Stated problem — Exact reproduction is required for all entries.

-- start Data --

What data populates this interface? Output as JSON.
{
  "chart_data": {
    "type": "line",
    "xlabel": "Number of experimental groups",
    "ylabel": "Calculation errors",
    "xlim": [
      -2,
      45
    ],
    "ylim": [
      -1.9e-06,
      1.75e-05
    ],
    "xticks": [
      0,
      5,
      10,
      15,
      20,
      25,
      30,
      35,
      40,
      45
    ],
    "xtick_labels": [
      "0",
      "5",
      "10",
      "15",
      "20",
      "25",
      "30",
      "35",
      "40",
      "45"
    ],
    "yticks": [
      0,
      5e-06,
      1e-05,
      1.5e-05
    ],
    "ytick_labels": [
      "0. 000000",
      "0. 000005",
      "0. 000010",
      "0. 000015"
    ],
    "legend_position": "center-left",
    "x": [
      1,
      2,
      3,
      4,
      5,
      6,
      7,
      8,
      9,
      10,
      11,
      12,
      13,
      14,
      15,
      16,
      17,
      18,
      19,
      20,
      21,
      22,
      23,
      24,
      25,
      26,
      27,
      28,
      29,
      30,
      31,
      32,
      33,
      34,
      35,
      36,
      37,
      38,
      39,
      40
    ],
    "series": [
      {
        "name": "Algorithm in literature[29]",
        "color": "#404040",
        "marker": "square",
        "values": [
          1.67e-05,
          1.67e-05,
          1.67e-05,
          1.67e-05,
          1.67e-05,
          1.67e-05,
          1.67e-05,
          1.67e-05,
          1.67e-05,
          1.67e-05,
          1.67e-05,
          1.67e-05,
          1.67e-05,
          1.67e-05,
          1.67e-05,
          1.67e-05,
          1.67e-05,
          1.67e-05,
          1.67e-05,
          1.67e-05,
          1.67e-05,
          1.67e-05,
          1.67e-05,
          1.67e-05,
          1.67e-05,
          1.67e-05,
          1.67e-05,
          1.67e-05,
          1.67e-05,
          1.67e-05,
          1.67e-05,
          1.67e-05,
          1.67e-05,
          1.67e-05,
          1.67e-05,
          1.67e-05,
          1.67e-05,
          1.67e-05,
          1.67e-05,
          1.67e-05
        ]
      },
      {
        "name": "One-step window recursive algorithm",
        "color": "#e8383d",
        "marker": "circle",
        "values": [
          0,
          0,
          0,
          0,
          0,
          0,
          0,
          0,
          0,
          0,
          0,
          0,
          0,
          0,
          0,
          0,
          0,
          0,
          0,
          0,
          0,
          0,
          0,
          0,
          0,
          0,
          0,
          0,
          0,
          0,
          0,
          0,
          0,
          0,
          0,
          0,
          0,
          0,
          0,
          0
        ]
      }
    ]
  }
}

-- end Data --

Solution below —
What data populates this interface? Output as JSON.
{
  "chart_data": {
    "type": "line",
    "xlabel": "Number of experimental groups",
    "ylabel": "Calculation errors",
    "xlim": [
      -2,
      45
    ],
    "ylim": [
      -1.9e-06,
      1.75e-05
    ],
    "xticks": [
      0,
      5,
      10,
      15,
      20,
      25,
      30,
      35,
      40,
      45
    ],
    "xtick_labels": [
      "0",
      "5",
      "10",
      "15",
      "20",
      "25",
      "30",
      "35",
      "40",
      "45"
    ],
    "yticks": [
      0,
      5e-06,
      1e-05,
      1.5e-05
    ],
    "ytick_labels": [
      "0. 000000",
      "0. 000005",
      "0. 000010",
      "0. 000015"
    ],
    "legend_position": "center-left",
    "x": [
      1,
      2,
      3,
      4,
      5,
      6,
      7,
      8,
      9,
      10,
      11,
      12,
      13,
      14,
      15,
      16,
      17,
      18,
      19,
      20,
      21,
      22,
      23,
      24,
      25,
      26,
      27,
      28,
      29,
      30,
      31,
      32,
      33,
      34,
      35,
      36,
      37,
      38,
      39,
      40
    ],
    "series": [
      {
        "name": "Algorithm in literature[29]",
        "color": "#404040",
        "marker": "square",
        "values": [
          1.67e-05,
          1.67e-05,
          1.67e-05,
          1.67e-05,
          1.67e-05,
          1.67e-05,
          1.67e-05,
          1.67e-05,
          1.67e-05,
          1.67e-05,
          1.67e-05,
          1.67e-05,
          1.67e-05,
          1.67e-05,
          1.67e-05,
          1.67e-05,
          1.67e-05,
          1.67e-05,
          1.67e-05,
          1.67e-05,
          1.67e-05,
          1.67e-05,
          1.67e-05,
          1.67e-05,
          1.67e-05,
          1.67e-05,
          1.67e-05,
          1.67e-05,
          1.67e-05,
          1.67e-05,
          1.67e-05,
          1.67e-05,
          1.67e-05,
          1.67e-05,
          1.67e-05,
          1.67e-05,
          1.67e-05,
          1.67e-05,
          1.67e-05,
          1.67e-05
        ]
      },
      {
        "name": "One-step window recursive algorithm",
        "color": "#e8383d",
        "marker": "circle",
        "values": [
          0,
          0,
          0,
          0,
          0,
          0,
          0,
          0,
          0,
          0,
          0,
          0,
          0,
          0,
          0,
          0,
          0,
          0,
          0,
          0,
          0,
          0,
          0,
          0,
          0,
          0,
          0,
          0,
          0,
          0,
          0,
          0,
          0,
          0,
          0,
          0,
          0,
          0,
          0,
          0
        ]
      }
    ]
  }
}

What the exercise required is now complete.